--- begin ---

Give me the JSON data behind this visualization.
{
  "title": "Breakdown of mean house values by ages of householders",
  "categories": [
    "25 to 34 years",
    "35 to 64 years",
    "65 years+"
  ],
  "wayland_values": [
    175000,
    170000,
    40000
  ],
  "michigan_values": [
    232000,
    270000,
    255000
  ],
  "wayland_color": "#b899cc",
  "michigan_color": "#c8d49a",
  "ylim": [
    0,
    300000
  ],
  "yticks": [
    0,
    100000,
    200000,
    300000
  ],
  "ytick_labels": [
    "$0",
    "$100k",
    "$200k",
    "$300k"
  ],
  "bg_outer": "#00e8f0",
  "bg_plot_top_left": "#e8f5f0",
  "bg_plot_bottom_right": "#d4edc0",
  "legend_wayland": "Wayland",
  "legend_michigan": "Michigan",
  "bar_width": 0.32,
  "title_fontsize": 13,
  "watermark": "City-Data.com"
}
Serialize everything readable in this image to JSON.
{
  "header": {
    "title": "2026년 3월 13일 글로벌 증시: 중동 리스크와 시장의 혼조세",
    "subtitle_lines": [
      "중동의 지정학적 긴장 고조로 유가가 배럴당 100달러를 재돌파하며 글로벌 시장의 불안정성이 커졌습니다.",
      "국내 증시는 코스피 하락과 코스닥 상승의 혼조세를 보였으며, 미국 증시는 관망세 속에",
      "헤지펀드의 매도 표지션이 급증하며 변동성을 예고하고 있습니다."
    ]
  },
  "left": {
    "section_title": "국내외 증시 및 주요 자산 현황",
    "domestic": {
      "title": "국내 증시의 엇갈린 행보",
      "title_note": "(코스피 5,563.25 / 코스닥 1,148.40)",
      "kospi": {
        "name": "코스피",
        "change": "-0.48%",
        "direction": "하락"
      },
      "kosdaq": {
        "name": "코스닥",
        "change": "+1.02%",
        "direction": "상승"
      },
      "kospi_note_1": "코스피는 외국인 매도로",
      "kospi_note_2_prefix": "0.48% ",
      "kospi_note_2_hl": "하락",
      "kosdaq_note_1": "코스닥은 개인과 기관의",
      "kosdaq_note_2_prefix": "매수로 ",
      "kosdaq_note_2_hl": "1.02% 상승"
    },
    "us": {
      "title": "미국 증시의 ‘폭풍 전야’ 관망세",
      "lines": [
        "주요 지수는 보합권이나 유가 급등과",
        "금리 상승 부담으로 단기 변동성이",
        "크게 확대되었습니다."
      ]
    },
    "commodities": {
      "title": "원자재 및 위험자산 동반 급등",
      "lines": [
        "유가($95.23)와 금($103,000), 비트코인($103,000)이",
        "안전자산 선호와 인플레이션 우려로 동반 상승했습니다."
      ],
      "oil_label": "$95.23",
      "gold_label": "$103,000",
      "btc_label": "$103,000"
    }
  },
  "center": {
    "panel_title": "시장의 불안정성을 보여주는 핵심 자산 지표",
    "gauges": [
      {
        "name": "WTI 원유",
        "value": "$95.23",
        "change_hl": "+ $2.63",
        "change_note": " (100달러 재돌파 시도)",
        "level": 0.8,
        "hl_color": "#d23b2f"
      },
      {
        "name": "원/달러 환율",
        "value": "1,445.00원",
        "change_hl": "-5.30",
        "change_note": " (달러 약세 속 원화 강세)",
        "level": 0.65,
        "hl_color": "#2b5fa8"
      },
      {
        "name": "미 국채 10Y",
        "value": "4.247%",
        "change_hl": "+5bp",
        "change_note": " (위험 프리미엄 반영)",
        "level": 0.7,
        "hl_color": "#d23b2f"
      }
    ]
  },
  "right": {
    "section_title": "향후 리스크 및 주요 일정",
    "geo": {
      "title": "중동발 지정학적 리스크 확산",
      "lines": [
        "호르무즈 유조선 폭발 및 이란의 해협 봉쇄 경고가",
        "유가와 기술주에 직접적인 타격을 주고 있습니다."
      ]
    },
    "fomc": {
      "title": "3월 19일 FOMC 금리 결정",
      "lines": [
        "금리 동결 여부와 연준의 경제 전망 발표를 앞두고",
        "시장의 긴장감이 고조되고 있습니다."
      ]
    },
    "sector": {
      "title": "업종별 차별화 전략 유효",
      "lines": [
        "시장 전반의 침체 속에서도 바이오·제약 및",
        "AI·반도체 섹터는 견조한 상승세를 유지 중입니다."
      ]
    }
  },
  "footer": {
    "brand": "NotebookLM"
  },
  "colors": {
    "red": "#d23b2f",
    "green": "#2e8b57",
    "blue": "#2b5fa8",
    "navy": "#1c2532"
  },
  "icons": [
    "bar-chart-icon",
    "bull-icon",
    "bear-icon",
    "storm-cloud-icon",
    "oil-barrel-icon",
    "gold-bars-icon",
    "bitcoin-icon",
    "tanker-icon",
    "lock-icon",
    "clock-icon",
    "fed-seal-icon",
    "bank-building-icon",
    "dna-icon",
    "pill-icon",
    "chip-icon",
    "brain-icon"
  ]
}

--- end ---

**PROBLEM DESCRIPTION**
Return every record above exactly as it appears.

**TASK RESPONSE**
Give me the JSON data behind this visualization.
{
  "title": "Breakdown of mean house values by ages of householders",
  "categories": [
    "25 to 34 years",
    "35 to 64 years",
    "65 years+"
  ],
  "wayland_values": [
    175000,
    170000,
    40000
  ],
  "michigan_values": [
    232000,
    270000,
    255000
  ],
  "wayland_color": "#b899cc",
  "michigan_color": "#c8d49a",
  "ylim": [
    0,
    300000
  ],
  "yticks": [
    0,
    100000,
    200000,
    300000
  ],
  "ytick_labels": [
    "$0",
    "$100k",
    "$200k",
    "$300k"
  ],
  "bg_outer": "#00e8f0",
  "bg_plot_top_left": "#e8f5f0",
  "bg_plot_bottom_right": "#d4edc0",
  "legend_wayland": "Wayland",
  "legend_michigan": "Michigan",
  "bar_width": 0.32,
  "title_fontsize": 13,
  "watermark": "City-Data.com"
}
Serialize everything readable in this image to JSON.
{
  "header": {
    "title": "2026년 3월 13일 글로벌 증시: 중동 리스크와 시장의 혼조세",
    "subtitle_lines": [
      "중동의 지정학적 긴장 고조로 유가가 배럴당 100달러를 재돌파하며 글로벌 시장의 불안정성이 커졌습니다.",
      "국내 증시는 코스피 하락과 코스닥 상승의 혼조세를 보였으며, 미국 증시는 관망세 속에",
      "헤지펀드의 매도 표지션이 급증하며 변동성을 예고하고 있습니다."
    ]
  },
  "left": {
    "section_title": "국내외 증시 및 주요 자산 현황",
    "domestic": {
      "title": "국내 증시의 엇갈린 행보",
      "title_note": "(코스피 5,563.25 / 코스닥 1,148.40)",
      "kospi": {
        "name": "코스피",
        "change": "-0.48%",
        "direction": "하락"
      },
      "kosdaq": {
        "name": "코스닥",
        "change": "+1.02%",
        "direction": "상승"
      },
      "kospi_note_1": "코스피는 외국인 매도로",
      "kospi_note_2_prefix": "0.48% ",
      "kospi_note_2_hl": "하락",
      "kosdaq_note_1": "코스닥은 개인과 기관의",
      "kosdaq_note_2_prefix": "매수로 ",
      "kosdaq_note_2_hl": "1.02% 상승"
    },
    "us": {
      "title": "미국 증시의 ‘폭풍 전야’ 관망세",
      "lines": [
        "주요 지수는 보합권이나 유가 급등과",
        "금리 상승 부담으로 단기 변동성이",
        "크게 확대되었습니다."
      ]
    },
    "commodities": {
      "title": "원자재 및 위험자산 동반 급등",
      "lines": [
        "유가($95.23)와 금($103,000), 비트코인($103,000)이",
        "안전자산 선호와 인플레이션 우려로 동반 상승했습니다."
      ],
      "oil_label": "$95.23",
      "gold_label": "$103,000",
      "btc_label": "$103,000"
    }
  },
  "center": {
    "panel_title": "시장의 불안정성을 보여주는 핵심 자산 지표",
    "gauges": [
      {
        "name": "WTI 원유",
        "value": "$95.23",
        "change_hl": "+ $2.63",
        "change_note": " (100달러 재돌파 시도)",
        "level": 0.8,
        "hl_color": "#d23b2f"
      },
      {
        "name": "원/달러 환율",
        "value": "1,445.00원",
        "change_hl": "-5.30",
        "change_note": " (달러 약세 속 원화 강세)",
        "level": 0.65,
        "hl_color": "#2b5fa8"
      },
      {
        "name": "미 국채 10Y",
        "value": "4.247%",
        "change_hl": "+5bp",
        "change_note": " (위험 프리미엄 반영)",
        "level": 0.7,
        "hl_color": "#d23b2f"
      }
    ]
  },
  "right": {
    "section_title": "향후 리스크 및 주요 일정",
    "geo": {
      "title": "중동발 지정학적 리스크 확산",
      "lines": [
        "호르무즈 유조선 폭발 및 이란의 해협 봉쇄 경고가",
        "유가와 기술주에 직접적인 타격을 주고 있습니다."
      ]
    },
    "fomc": {
      "title": "3월 19일 FOMC 금리 결정",
      "lines": [
        "금리 동결 여부와 연준의 경제 전망 발표를 앞두고",
        "시장의 긴장감이 고조되고 있습니다."
      ]
    },
    "sector": {
      "title": "업종별 차별화 전략 유효",
      "lines": [
        "시장 전반의 침체 속에서도 바이오·제약 및",
        "AI·반도체 섹터는 견조한 상승세를 유지 중입니다."
      ]
    }
  },
  "footer": {
    "brand": "NotebookLM"
  },
  "colors": {
    "red": "#d23b2f",
    "green": "#2e8b57",
    "blue": "#2b5fa8",
    "navy": "#1c2532"
  },
  "icons": [
    "bar-chart-icon",
    "bull-icon",
    "bear-icon",
    "storm-cloud-icon",
    "oil-barrel-icon",
    "gold-bars-icon",
    "bitcoin-icon",
    "tanker-icon",
    "lock-icon",
    "clock-icon",
    "fed-seal-icon",
    "bank-building-icon",
    "dna-icon",
    "pill-icon",
    "chip-icon",
    "brain-icon"
  ]
}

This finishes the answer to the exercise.